• [Given task]:
All lines featuring the string "sinflarda" are to be listed.

• [Dataset excerpts]:
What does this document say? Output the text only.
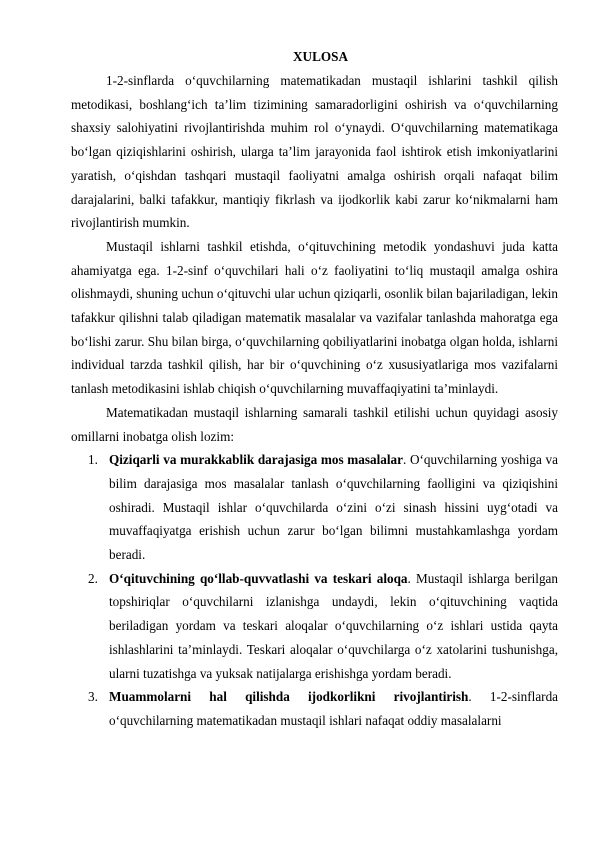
XULOSA

1-2-sinflarda o‘quvchilarning matematikadan mustaqil ishlarini tashkil qilish metodikasi, boshlang‘ich ta’lim tizimining samaradorligini oshirish va o‘quvchilarning shaxsiy salohiyatini rivojlantirishda muhim rol o‘ynaydi. O‘quvchilarning matematikaga bo‘lgan qiziqishlarini oshirish, ularga ta’lim jarayonida faol ishtirok etish imkoniyatlarini yaratish, o‘qishdan tashqari mustaqil faoliyatni amalga oshirish orqali nafaqat bilim darajalarini, balki tafakkur, mantiqiy fikrlash va ijodkorlik kabi zarur ko‘nikmalarni ham rivojlantirish mumkin.

Mustaqil ishlarni tashkil etishda, o‘qituvchining metodik yondashuvi juda katta ahamiyatga ega. 1-2-sinf o‘quvchilari hali o‘z faoliyatini to‘liq mustaqil amalga oshira olishmaydi, shuning uchun o‘qituvchi ular uchun qiziqarli, osonlik bilan bajariladigan, lekin tafakkur qilishni talab qiladigan matematik masalalar va vazifalar tanlashda mahoratga ega bo‘lishi zarur. Shu bilan birga, o‘quvchilarning qobiliyatlarini inobatga olgan holda, ishlarni individual tarzda tashkil qilish, har bir o‘quvchining o‘z xususiyatlariga mos vazifalarni tanlash metodikasini ishlab chiqish o‘quvchilarning muvaffaqiyatini ta’minlaydi.

Matematikadan mustaqil ishlarning samarali tashkil etilishi uchun quyidagi asosiy omillarni inobatga olish lozim:

1. Qiziqarli va murakkablik darajasiga mos masalalar. O‘quvchilarning yoshiga va bilim darajasiga mos masalalar tanlash o‘quvchilarning faolligini va qiziqishini oshiradi. Mustaqil ishlar o‘quvchilarda o‘zini o‘zi sinash hissini uyg‘otadi va muvaffaqiyatga erishish uchun zarur bo‘lgan bilimni mustahkamlashga yordam beradi.
2. O‘qituvchining qo‘llab-quvvatlashi va teskari aloqa. Mustaqil ishlarga berilgan topshiriqlar o‘quvchilarni izlanishga undaydi, lekin o‘qituvchining vaqtida beriladigan yordam va teskari aloqalar o‘quvchilarning o‘z ishlari ustida qayta ishlashlarini ta’minlaydi. Teskari aloqalar o‘quvchilarga o‘z xatolarini tushunishga, ularni tuzatishga va yuksak natijalarga erishishga yordam beradi.
3. Muammolarni hal qilishda ijodkorlikni rivojlantirish. 1-2-sinflarda o‘quvchilarning matematikadan mustaqil ishlari nafaqat oddiy masalalarni
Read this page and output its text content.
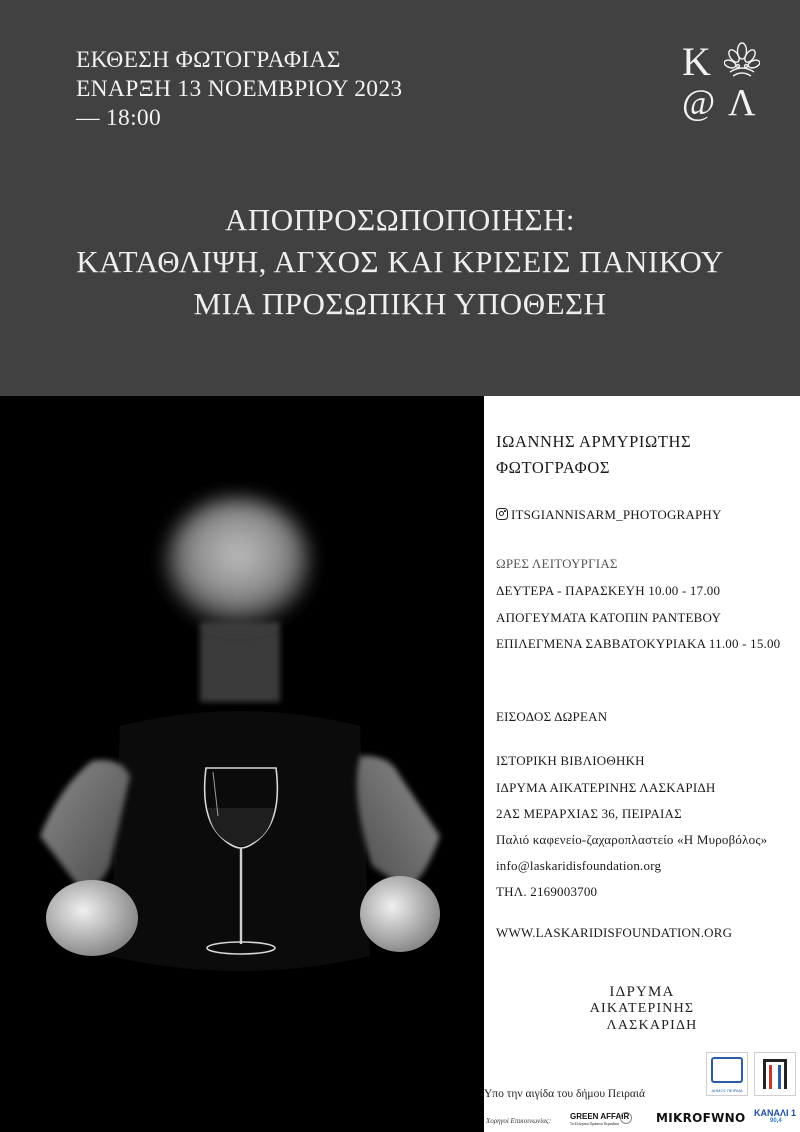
ΕΚΘΕΣΗ ΦΩΤΟΓΡΑΦΙΑΣ
ΕΝΑΡΞΗ 13 ΝΟΕΜΒΡΙΟΥ 2023
— 18:00
Κ
@ Λ
ΑΠΟΠΡΟΣΩΠΟΠΟΙΗΣΗ:
ΚΑΤΑΘΛΙΨΗ, ΑΓΧΟΣ ΚΑΙ ΚΡΙΣΕΙΣ ΠΑΝΙΚΟΥ
ΜΙΑ ΠΡΟΣΩΠΙΚΗ ΥΠΟΘΕΣΗ
ΙΩΑΝΝΗΣ ΑΡΜΥΡΙΩΤΗΣ
ΦΩΤΟΓΡΑΦΟΣ
ITSGIANNISARM_PHOTOGRAPHY
ΩΡΕΣ ΛΕΙΤΟΥΡΓΙΑΣ
ΔΕΥΤΕΡΑ - ΠΑΡΑΣΚΕΥΗ 10.00 - 17.00
ΑΠΟΓΕΥΜΑΤΑ ΚΑΤΟΠΙΝ ΡΑΝΤΕΒΟΥ
ΕΠΙΛΕΓΜΕΝΑ ΣΑΒΒΑΤΟΚΥΡΙΑΚΑ 11.00 - 15.00
ΕΙΣΟΔΟΣ ΔΩΡΕΑΝ
ΙΣΤΟΡΙΚΗ ΒΙΒΛΙΟΘΗΚΗ
ΙΔΡΥΜΑ ΑΙΚΑΤΕΡΙΝΗΣ ΛΑΣΚΑΡΙΔΗ
2ΑΣ ΜΕΡΑΡΧΙΑΣ 36, ΠΕΙΡΑΙΑΣ
Παλιό καφενείο-ζαχαροπλαστείο «Η Μυροβόλος»
info@laskaridisfoundation.org
ΤΗΛ. 2169003700
WWW.LASKARIDISFOUNDATION.ORG
ΙΔΡΥΜΑ
ΑΙΚΑΤΕΡΙΝΗΣ
ΛΑΣΚΑΡΙΔΗ
ΔΗΜΟΣ ΠΕΙΡΑΙΑ
Υπο την αιγίδα του δήμου Πειραιά
Χορηγοί Επικοινωνίας: GREEN AFFAIR
Το Ελληνικό Πράσινο Περιοδικό	MIKROFWNO ΚΑΝΑΛΙ 1
90,4
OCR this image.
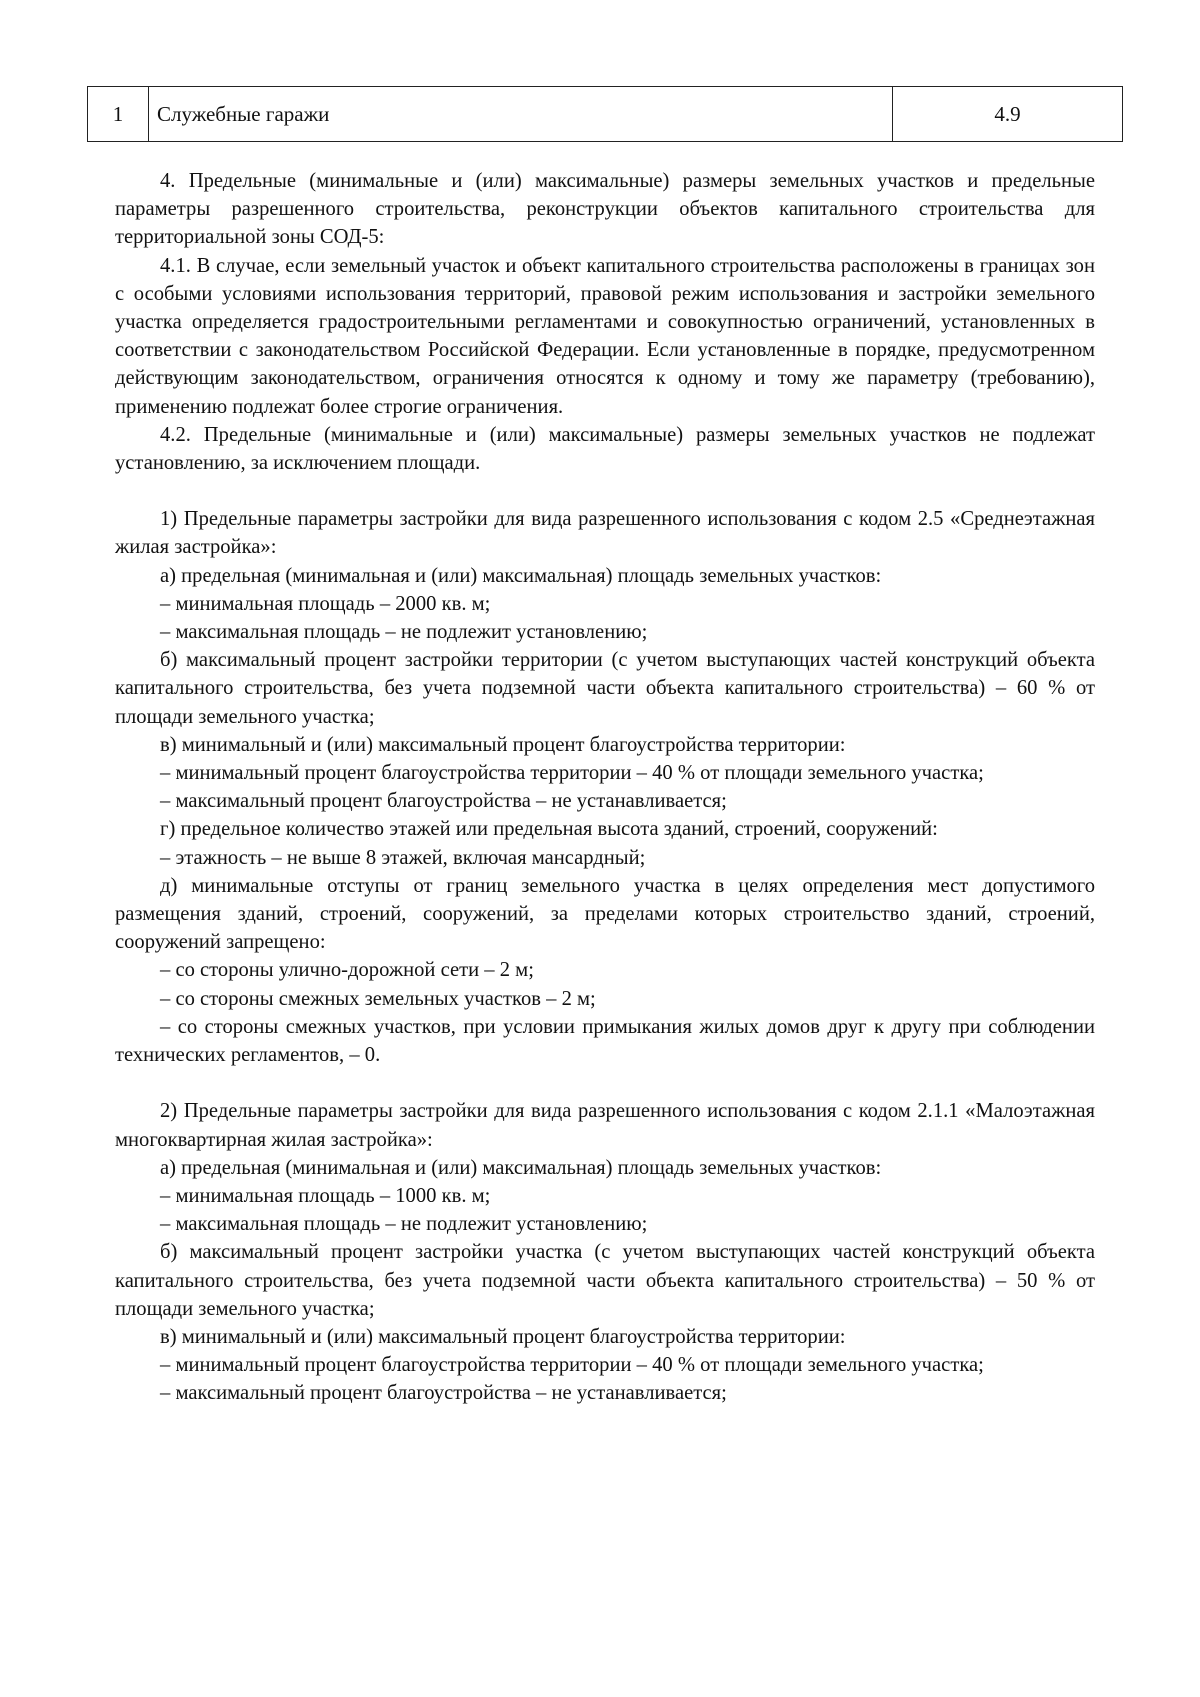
1	Служебные гаражи	4.9

4. Предельные (минимальные и (или) максимальные) размеры земельных участков и предельные параметры разрешенного строительства, реконструкции объектов капитального строительства для территориальной зоны СОД-5:

4.1. В случае, если земельный участок и объект капитального строительства расположены в границах зон с особыми условиями использования территорий, правовой режим использования и застройки земельного участка определяется градостроительными регламентами и совокупностью ограничений, установленных в соответствии с законодательством Российской Федерации. Если установленные в порядке, предусмотренном действующим законодательством, ограничения относятся к одному и тому же параметру (требованию), применению подлежат более строгие ограничения.

4.2. Предельные (минимальные и (или) максимальные) размеры земельных участков не подлежат установлению, за исключением площади.

1) Предельные параметры застройки для вида разрешенного использования с кодом 2.5 «Среднеэтажная жилая застройка»:

а) предельная (минимальная и (или) максимальная) площадь земельных участков:

– минимальная площадь – 2000 кв. м;

– максимальная площадь – не подлежит установлению;

б) максимальный процент застройки территории (с учетом выступающих частей конструкций объекта капитального строительства, без учета подземной части объекта капитального строительства) – 60 % от площади земельного участка;

в) минимальный и (или) максимальный процент благоустройства территории:

– минимальный процент благоустройства территории – 40 % от площади земельного участка;

– максимальный процент благоустройства – не устанавливается;

г) предельное количество этажей или предельная высота зданий, строений, сооружений:

– этажность – не выше 8 этажей, включая мансардный;

д) минимальные отступы от границ земельного участка в целях определения мест допустимого размещения зданий, строений, сооружений, за пределами которых строительство зданий, строений, сооружений запрещено:

– со стороны улично-дорожной сети – 2 м;

– со стороны смежных земельных участков – 2 м;

– со стороны смежных участков, при условии примыкания жилых домов друг к другу при соблюдении технических регламентов, – 0.

2) Предельные параметры застройки для вида разрешенного использования с кодом 2.1.1 «Малоэтажная многоквартирная жилая застройка»:

а) предельная (минимальная и (или) максимальная) площадь земельных участков:

– минимальная площадь – 1000 кв. м;

– максимальная площадь – не подлежит установлению;

б) максимальный процент застройки участка (с учетом выступающих частей конструкций объекта капитального строительства, без учета подземной части объекта капитального строительства) – 50 % от площади земельного участка;

в) минимальный и (или) максимальный процент благоустройства территории:

– минимальный процент благоустройства территории – 40 % от площади земельного участка;

– максимальный процент благоустройства – не устанавливается;
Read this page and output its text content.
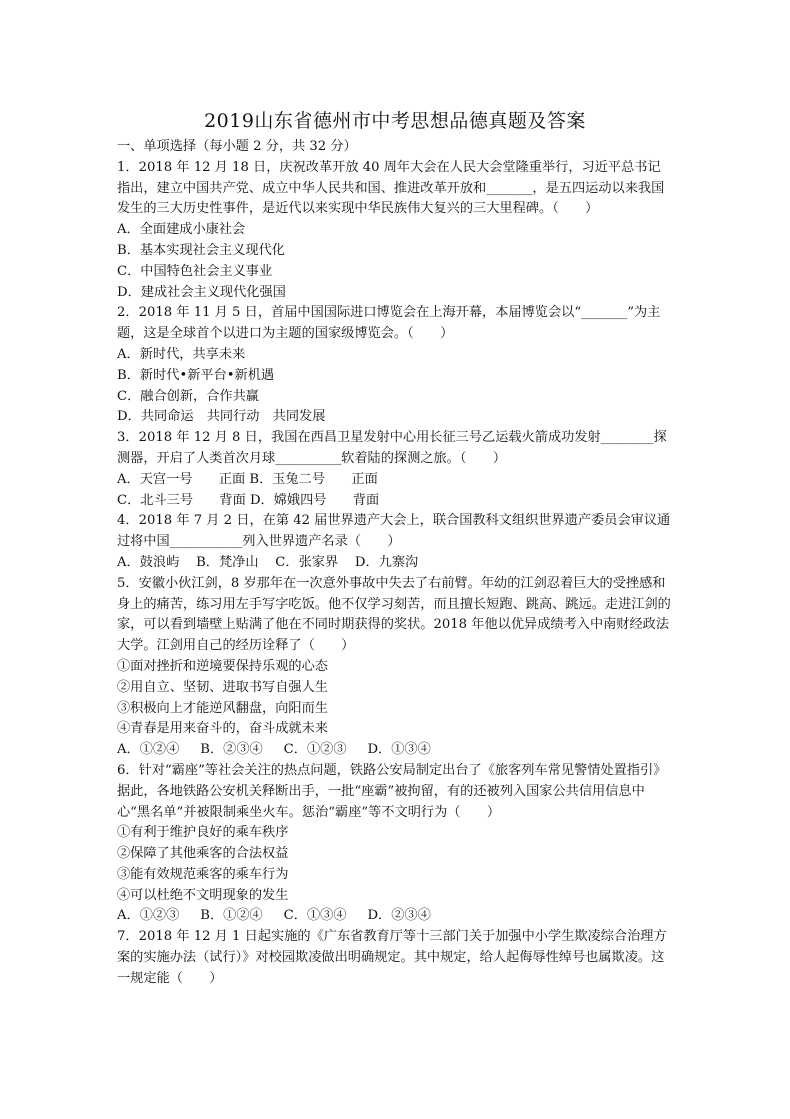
2019山东省德州市中考思想品德真题及答案
一、单项选择（每小题 2 分，共 32 分）
1．2018 年 12 月 18 日，庆祝改革开放 40 周年大会在人民大会堂隆重举行，习近平总书记指出，建立中国共产党、成立中华人民共和国、推进改革开放和_______，是五四运动以来我国发生的三大历史性事件，是近代以来实现中华民族伟大复兴的三大里程碑。（　　）
A．全面建成小康社会
B．基本实现社会主义现代化
C．中国特色社会主义事业
D．建成社会主义现代化强国
2．2018 年 11 月 5 日，首届中国国际进口博览会在上海开幕，本届博览会以“_______”为主题，这是全球首个以进口为主题的国家级博览会。（　　）
A．新时代，共享未来
B．新时代•新平台•新机遇
C．融合创新，合作共赢
D．共同命运　共同行动　共同发展
3．2018 年 12 月 8 日，我国在西昌卫星发射中心用长征三号乙运载火箭成功发射________探测器，开启了人类首次月球__________软着陆的探测之旅。（　　）
A．天宫一号　　正面 B．玉兔二号　　正面
C．北斗三号　　背面 D．嫦娥四号　　背面
4．2018 年 7 月 2 日，在第 42 届世界遗产大会上，联合国教科文组织世界遗产委员会审议通过将中国___________列入世界遗产名录（　　）
A．鼓浪屿 B．梵净山 C．张家界 D．九寨沟
5．安徽小伙江剑，8 岁那年在一次意外事故中失去了右前臂。年幼的江剑忍着巨大的受挫感和身上的痛苦，练习用左手写字吃饭。他不仅学习刻苦，而且擅长短跑、跳高、跳远。走进江剑的家，可以看到墙壁上贴满了他在不同时期获得的奖状。2018 年他以优异成绩考入中南财经政法大学。江剑用自己的经历诠释了（　　）
①面对挫折和逆境要保持乐观的心态
②用自立、坚韧、进取书写自强人生
③积极向上才能逆风翻盘，向阳而生
④青春是用来奋斗的，奋斗成就未来
A．①②④ B．②③④ C．①②③ D．①③④
6．针对“霸座”等社会关注的热点问题，铁路公安局制定出台了《旅客列车常见警情处置指引》据此，各地铁路公安机关释断出手，一批“座霸”被拘留，有的还被列入国家公共信用信息中心“黑名单”并被限制乘坐火车。惩治“霸座”等不文明行为（　　）
①有利于维护良好的乘车秩序
②保障了其他乘客的合法权益
③能有效规范乘客的乘车行为
④可以杜绝不文明现象的发生
A．①②③ B．①②④ C．①③④ D．②③④
7．2018 年 12 月 1 日起实施的《广东省教育厅等十三部门关于加强中小学生欺凌综合治理方案的实施办法（试行）》对校园欺凌做出明确规定。其中规定，给人起侮辱性绰号也属欺凌。这一规定能（　　）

• [Full response]:
1-2-sinflarda o‘quvchilarning matematikadan mustaqil ishlarini tashkil qilish metodikasi, boshlang‘ich ta’lim tizimining samaradorligini oshirish va o‘quvchilarning shaxsiy salohiyatini rivojlantirishda muhim rol o‘ynaydi. O‘quvchilarning matematikaga bo‘lgan qiziqishlarini oshirish, ularga ta’lim jarayonida faol ishtirok etish imkoniyatlarini yaratish, o‘qishdan tashqari mustaqil faoliyatni amalga oshirish orqali nafaqat bilim darajalarini, balki tafakkur, mantiqiy fikrlash va ijodkorlik kabi zarur ko‘nikmalarni ham rivojlantirish mumkin.
3. Muammolarni hal qilishda ijodkorlikni rivojlantirish. 1-2-sinflarda o‘quvchilarning matematikadan mustaqil ishlari nafaqat oddiy masalalarni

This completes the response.